Directions for this task: Pictures don't belong in the copy; print all the records exactly.

(Recorded data)
%%

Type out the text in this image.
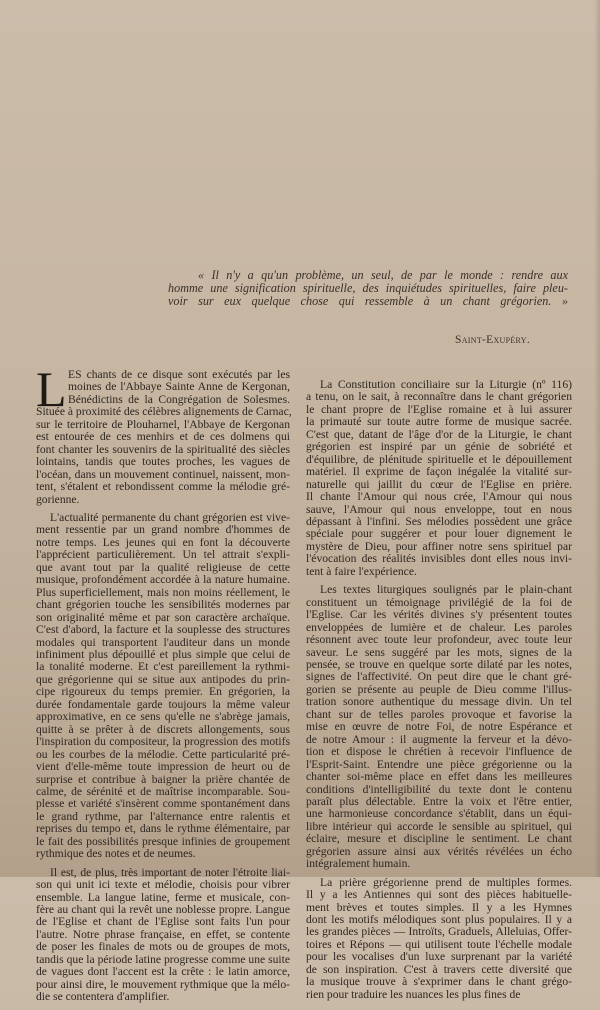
« Il n'y a qu'un problème, un seul, de par le monde : rendre aux
homme une signification spirituelle, des inquiétudes spirituelles, faire pleu-
voir sur eux quelque chose qui ressemble à un chant grégorien. »
Saint-Exupéry.
L ES chants de ce disque sont exécutés par les
moines de l'Abbaye Sainte Anne de Kergonan,
Bénédictins de la Congrégation de Solesmes.
Située à proximité des célèbres alignements de Carnac,
sur le territoire de Plouharnel, l'Abbaye de Kergonan
est entourée de ces menhirs et de ces dolmens qui
font chanter les souvenirs de la spiritualité des siècles
lointains, tandis que toutes proches, les vagues de
l'océan, dans un mouvement continuel, naissent, mon-
tent, s'étalent et rebondissent comme la mélodie gré-
gorienne.
L'actualité permanente du chant grégorien est vive-
ment ressentie par un grand nombre d'hommes de
notre temps. Les jeunes qui en font la découverte
l'apprécient particulièrement. Un tel attrait s'expli-
que avant tout par la qualité religieuse de cette
musique, profondément accordée à la nature humaine.
Plus superficiellement, mais non moins réellement, le
chant grégorien touche les sensibilités modernes par
son originalité même et par son caractère archaïque.
C'est d'abord, la facture et la souplesse des structures
modales qui transportent l'auditeur dans un monde
infiniment plus dépouillé et plus simple que celui de
la tonalité moderne. Et c'est pareillement la rythmi-
que grégorienne qui se situe aux antipodes du prin-
cipe rigoureux du temps premier. En grégorien, la
durée fondamentale garde toujours la même valeur
approximative, en ce sens qu'elle ne s'abrège jamais,
quitte à se prêter à de discrets allongements, sous
l'inspiration du compositeur, la progression des motifs
ou les courbes de la mélodie. Cette particularité pré-
vient d'elle-même toute impression de heurt ou de
surprise et contribue à baigner la prière chantée de
calme, de sérénité et de maîtrise incomparable. Sou-
plesse et variété s'insèrent comme spontanément dans
le grand rythme, par l'alternance entre ralentis et
reprises du tempo et, dans le rythme élémentaire, par
le fait des possibilités presque infinies de groupement
rythmique des notes et de neumes.
Il est, de plus, très important de noter l'étroite liai-
son qui unit ici texte et mélodie, choisis pour vibrer
ensemble. La langue latine, ferme et musicale, con-
fère au chant qui la revêt une noblesse propre. Langue
de l'Eglise et chant de l'Eglise sont faits l'un pour
l'autre. Notre phrase française, en effet, se contente
de poser les finales de mots ou de groupes de mots,
tandis que la période latine progresse comme une suite
de vagues dont l'accent est la crête : le latin amorce,
pour ainsi dire, le mouvement rythmique que la mélo-
die se contentera d'amplifier.
La Constitution conciliaire sur la Liturgie (nº 116)
a tenu, on le sait, à reconnaître dans le chant grégorien
le chant propre de l'Eglise romaine et à lui assurer
la primauté sur toute autre forme de musique sacrée.
C'est que, datant de l'âge d'or de la Liturgie, le chant
grégorien est inspiré par un génie de sobriété et
d'équilibre, de plénitude spirituelle et le dépouillement
matériel. Il exprime de façon inégalée la vitalité sur-
naturelle qui jaillit du cœur de l'Eglise en prière.
Il chante l'Amour qui nous crée, l'Amour qui nous
sauve, l'Amour qui nous enveloppe, tout en nous
dépassant à l'infini. Ses mélodies possèdent une grâce
spéciale pour suggérer et pour louer dignement le
mystère de Dieu, pour affiner notre sens spirituel par
l'évocation des réalités invisibles dont elles nous invi-
tent à faire l'expérience.
Les textes liturgiques soulignés par le plain-chant
constituent un témoignage privilégié de la foi de
l'Eglise. Car les vérités divines s'y présentent toutes
enveloppées de lumière et de chaleur. Les paroles
résonnent avec toute leur profondeur, avec toute leur
saveur. Le sens suggéré par les mots, signes de la
pensée, se trouve en quelque sorte dilaté par les notes,
signes de l'affectivité. On peut dire que le chant gré-
gorien se présente au peuple de Dieu comme l'illus-
tration sonore authentique du message divin. Un tel
chant sur de telles paroles provoque et favorise la
mise en œuvre de notre Foi, de notre Espérance et
de notre Amour : il augmente la ferveur et la dévo-
tion et dispose le chrétien à recevoir l'influence de
l'Esprit-Saint. Entendre une pièce grégorienne ou la
chanter soi-même place en effet dans les meilleures
conditions d'intelligibilité du texte dont le contenu
paraît plus délectable. Entre la voix et l'être entier,
une harmonieuse concordance s'établit, dans un équi-
libre intérieur qui accorde le sensible au spirituel, qui
éclaire, mesure et discipline le sentiment. Le chant
grégorien assure ainsi aux vérités révélées un écho
intégralement humain.
La prière grégorienne prend de multiples formes.
Il y a les Antiennes qui sont des pièces habituelle-
ment brèves et toutes simples. Il y a les Hymnes
dont les motifs mélodiques sont plus populaires. Il y a
les grandes pièces — Introïts, Graduels, Alleluias, Offer-
toires et Répons — qui utilisent toute l'échelle modale
pour les vocalises d'un luxe surprenant par la variété
de son inspiration. C'est à travers cette diversité que
la musique trouve à s'exprimer dans le chant grégo-
rien pour traduire les nuances les plus fines de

%%

Final answer:
Type out the text in this image.
« Il n'y a qu'un problème, un seul, de par le monde : rendre aux
homme une signification spirituelle, des inquiétudes spirituelles, faire pleu-
voir sur eux quelque chose qui ressemble à un chant grégorien. »
Saint-Exupéry.
L ES chants de ce disque sont exécutés par les
moines de l'Abbaye Sainte Anne de Kergonan,
Bénédictins de la Congrégation de Solesmes.
Située à proximité des célèbres alignements de Carnac,
sur le territoire de Plouharnel, l'Abbaye de Kergonan
est entourée de ces menhirs et de ces dolmens qui
font chanter les souvenirs de la spiritualité des siècles
lointains, tandis que toutes proches, les vagues de
l'océan, dans un mouvement continuel, naissent, mon-
tent, s'étalent et rebondissent comme la mélodie gré-
gorienne.
L'actualité permanente du chant grégorien est vive-
ment ressentie par un grand nombre d'hommes de
notre temps. Les jeunes qui en font la découverte
l'apprécient particulièrement. Un tel attrait s'expli-
que avant tout par la qualité religieuse de cette
musique, profondément accordée à la nature humaine.
Plus superficiellement, mais non moins réellement, le
chant grégorien touche les sensibilités modernes par
son originalité même et par son caractère archaïque.
C'est d'abord, la facture et la souplesse des structures
modales qui transportent l'auditeur dans un monde
infiniment plus dépouillé et plus simple que celui de
la tonalité moderne. Et c'est pareillement la rythmi-
que grégorienne qui se situe aux antipodes du prin-
cipe rigoureux du temps premier. En grégorien, la
durée fondamentale garde toujours la même valeur
approximative, en ce sens qu'elle ne s'abrège jamais,
quitte à se prêter à de discrets allongements, sous
l'inspiration du compositeur, la progression des motifs
ou les courbes de la mélodie. Cette particularité pré-
vient d'elle-même toute impression de heurt ou de
surprise et contribue à baigner la prière chantée de
calme, de sérénité et de maîtrise incomparable. Sou-
plesse et variété s'insèrent comme spontanément dans
le grand rythme, par l'alternance entre ralentis et
reprises du tempo et, dans le rythme élémentaire, par
le fait des possibilités presque infinies de groupement
rythmique des notes et de neumes.
Il est, de plus, très important de noter l'étroite liai-
son qui unit ici texte et mélodie, choisis pour vibrer
ensemble. La langue latine, ferme et musicale, con-
fère au chant qui la revêt une noblesse propre. Langue
de l'Eglise et chant de l'Eglise sont faits l'un pour
l'autre. Notre phrase française, en effet, se contente
de poser les finales de mots ou de groupes de mots,
tandis que la période latine progresse comme une suite
de vagues dont l'accent est la crête : le latin amorce,
pour ainsi dire, le mouvement rythmique que la mélo-
die se contentera d'amplifier.
La Constitution conciliaire sur la Liturgie (nº 116)
a tenu, on le sait, à reconnaître dans le chant grégorien
le chant propre de l'Eglise romaine et à lui assurer
la primauté sur toute autre forme de musique sacrée.
C'est que, datant de l'âge d'or de la Liturgie, le chant
grégorien est inspiré par un génie de sobriété et
d'équilibre, de plénitude spirituelle et le dépouillement
matériel. Il exprime de façon inégalée la vitalité sur-
naturelle qui jaillit du cœur de l'Eglise en prière.
Il chante l'Amour qui nous crée, l'Amour qui nous
sauve, l'Amour qui nous enveloppe, tout en nous
dépassant à l'infini. Ses mélodies possèdent une grâce
spéciale pour suggérer et pour louer dignement le
mystère de Dieu, pour affiner notre sens spirituel par
l'évocation des réalités invisibles dont elles nous invi-
tent à faire l'expérience.
Les textes liturgiques soulignés par le plain-chant
constituent un témoignage privilégié de la foi de
l'Eglise. Car les vérités divines s'y présentent toutes
enveloppées de lumière et de chaleur. Les paroles
résonnent avec toute leur profondeur, avec toute leur
saveur. Le sens suggéré par les mots, signes de la
pensée, se trouve en quelque sorte dilaté par les notes,
signes de l'affectivité. On peut dire que le chant gré-
gorien se présente au peuple de Dieu comme l'illus-
tration sonore authentique du message divin. Un tel
chant sur de telles paroles provoque et favorise la
mise en œuvre de notre Foi, de notre Espérance et
de notre Amour : il augmente la ferveur et la dévo-
tion et dispose le chrétien à recevoir l'influence de
l'Esprit-Saint. Entendre une pièce grégorienne ou la
chanter soi-même place en effet dans les meilleures
conditions d'intelligibilité du texte dont le contenu
paraît plus délectable. Entre la voix et l'être entier,
une harmonieuse concordance s'établit, dans un équi-
libre intérieur qui accorde le sensible au spirituel, qui
éclaire, mesure et discipline le sentiment. Le chant
grégorien assure ainsi aux vérités révélées un écho
intégralement humain.
La prière grégorienne prend de multiples formes.
Il y a les Antiennes qui sont des pièces habituelle-
ment brèves et toutes simples. Il y a les Hymnes
dont les motifs mélodiques sont plus populaires. Il y a
les grandes pièces — Introïts, Graduels, Alleluias, Offer-
toires et Répons — qui utilisent toute l'échelle modale
pour les vocalises d'un luxe surprenant par la variété
de son inspiration. C'est à travers cette diversité que
la musique trouve à s'exprimer dans le chant grégo-
rien pour traduire les nuances les plus fines de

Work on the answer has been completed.